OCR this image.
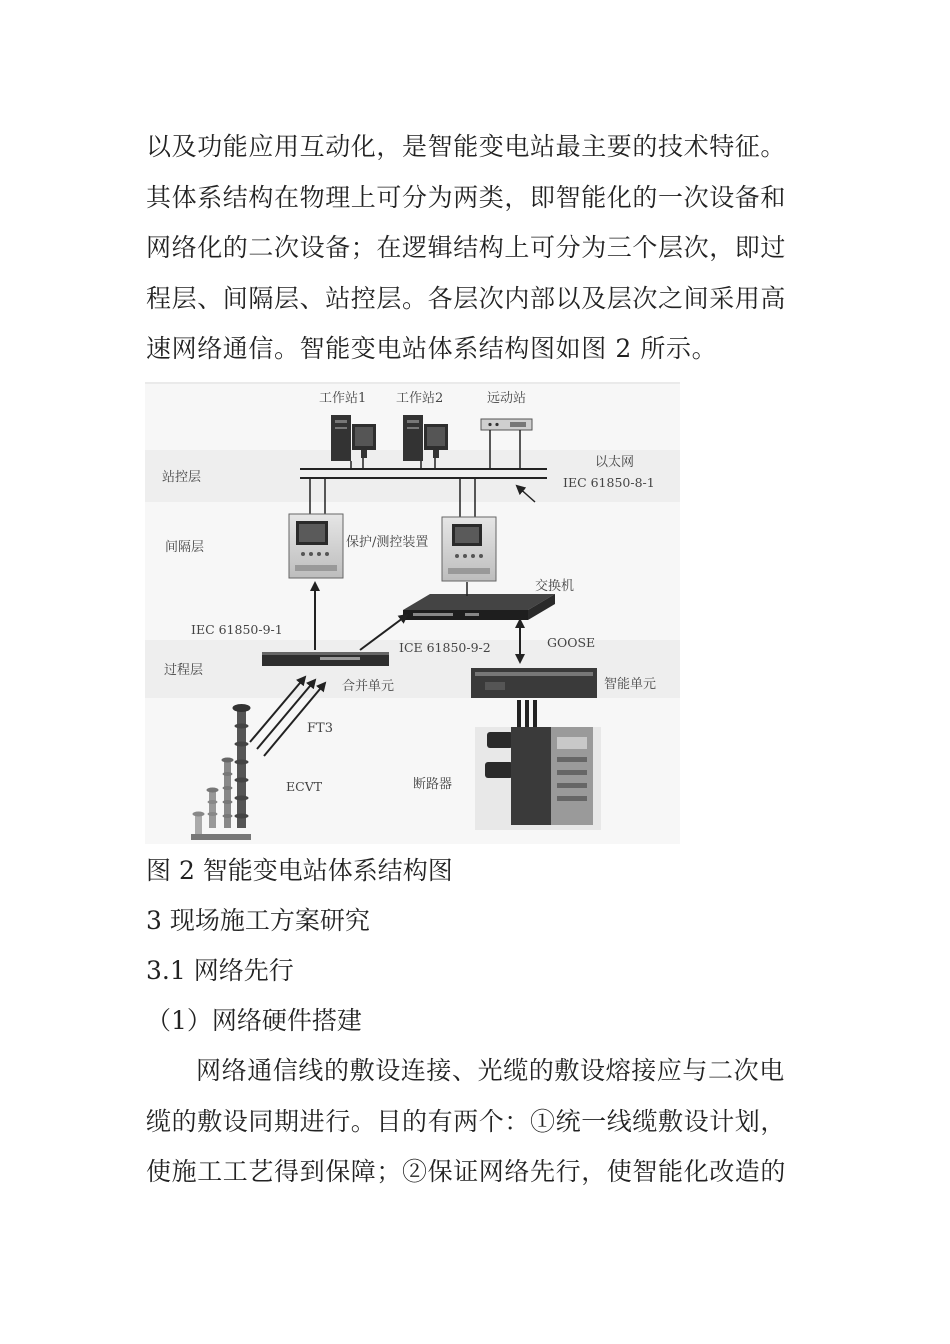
以及功能应用互动化，是智能变电站最主要的技术特征。
其体系结构在物理上可分为两类，即智能化的一次设备和
网络化的二次设备；在逻辑结构上可分为三个层次，即过
程层、间隔层、站控层。各层次内部以及层次之间采用高
速网络通信。智能变电站体系结构图如图 2 所示。
工作站1 工作站2	远动站
以太网
IEC 61850-8-1
站控层
间隔层
过程层
保护/测控装置
交换机
合并单元
IEC 61850-9-1
ICE 61850-9-2	GOOSE
智能单元
FT3
ECVT	断路器
图 2 智能变电站体系结构图
3 现场施工方案研究
3.1 网络先行
（1）网络硬件搭建
网络通信线的敷设连接、光缆的敷设熔接应与二次电
缆的敷设同期进行。目的有两个：①统一线缆敷设计划，
使施工工艺得到保障；②保证网络先行，使智能化改造的
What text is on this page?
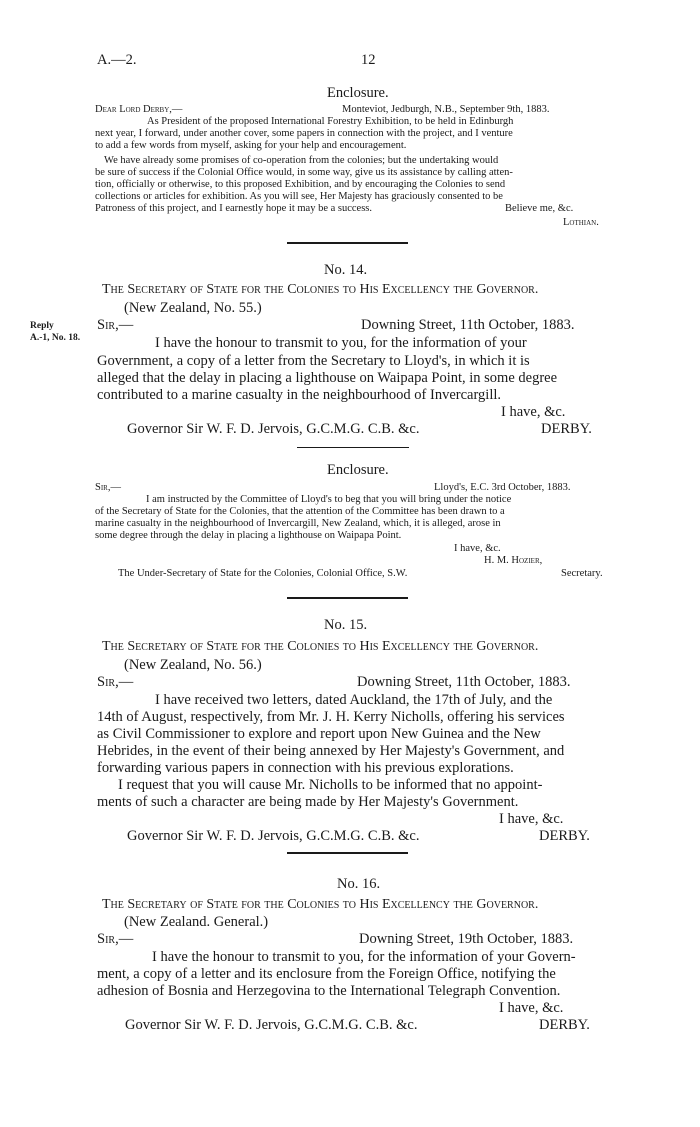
A.—2.	12
Enclosure.
Dear Lord Derby,—	Monteviot, Jedburgh, N.B., September 9th, 1883.
As President of the proposed International Forestry Exhibition, to be held in Edinburgh
next year, I forward, under another cover, some papers in connection with the project, and I venture
to add a few words from myself, asking for your help and encouragement.
We have already some promises of co-operation from the colonies; but the undertaking would
be sure of success if the Colonial Office would, in some way, give us its assistance by calling atten-
tion, officially or otherwise, to this proposed Exhibition, and by encouraging the Colonies to send
collections or articles for exhibition. As you will see, Her Majesty has graciously consented to be
Patroness of this project, and I earnestly hope it may be a success.	Believe me, &c.
Lothian.
No. 14.
The Secretary of State for the Colonies to His Excellency the Governor.
(New Zealand, No. 55.)
Sir,—	Downing Street, 11th October, 1883.
Reply
A.-1, No. 18.	I have the honour to transmit to you, for the information of your
Government, a copy of a letter from the Secretary to Lloyd's, in which it is
alleged that the delay in placing a lighthouse on Waipapa Point, in some degree
contributed to a marine casualty in the neighbourhood of Invercargill.
I have, &c.
Governor Sir W. F. D. Jervois, G.C.M.G. C.B. &c.	DERBY.
Enclosure.
Sir,—	Lloyd's, E.C. 3rd October, 1883.
I am instructed by the Committee of Lloyd's to beg that you will bring under the notice
of the Secretary of State for the Colonies, that the attention of the Committee has been drawn to a
marine casualty in the neighbourhood of Invercargill, New Zealand, which, it is alleged, arose in
some degree through the delay in placing a lighthouse on Waipapa Point.
I have, &c.
H. M. Hozier,
The Under-Secretary of State for the Colonies, Colonial Office, S.W.	Secretary.
No. 15.
The Secretary of State for the Colonies to His Excellency the Governor.
(New Zealand, No. 56.)
Sir,—	Downing Street, 11th October, 1883.
I have received two letters, dated Auckland, the 17th of July, and the
14th of August, respectively, from Mr. J. H. Kerry Nicholls, offering his services
as Civil Commissioner to explore and report upon New Guinea and the New
Hebrides, in the event of their being annexed by Her Majesty's Government, and
forwarding various papers in connection with his previous explorations.
I request that you will cause Mr. Nicholls to be informed that no appoint-
ments of such a character are being made by Her Majesty's Government.
I have, &c.
Governor Sir W. F. D. Jervois, G.C.M.G. C.B. &c.	DERBY.
No. 16.
The Secretary of State for the Colonies to His Excellency the Governor.
(New Zealand. General.)
Sir,—	Downing Street, 19th October, 1883.
I have the honour to transmit to you, for the information of your Govern-
ment, a copy of a letter and its enclosure from the Foreign Office, notifying the
adhesion of Bosnia and Herzegovina to the International Telegraph Convention.
I have, &c.
Governor Sir W. F. D. Jervois, G.C.M.G. C.B. &c.	DERBY.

************

EXERCISE TASK: Respond with nothing but the number of lines in the entries that contain the string "Committee".

OUTPUT BELOW: 2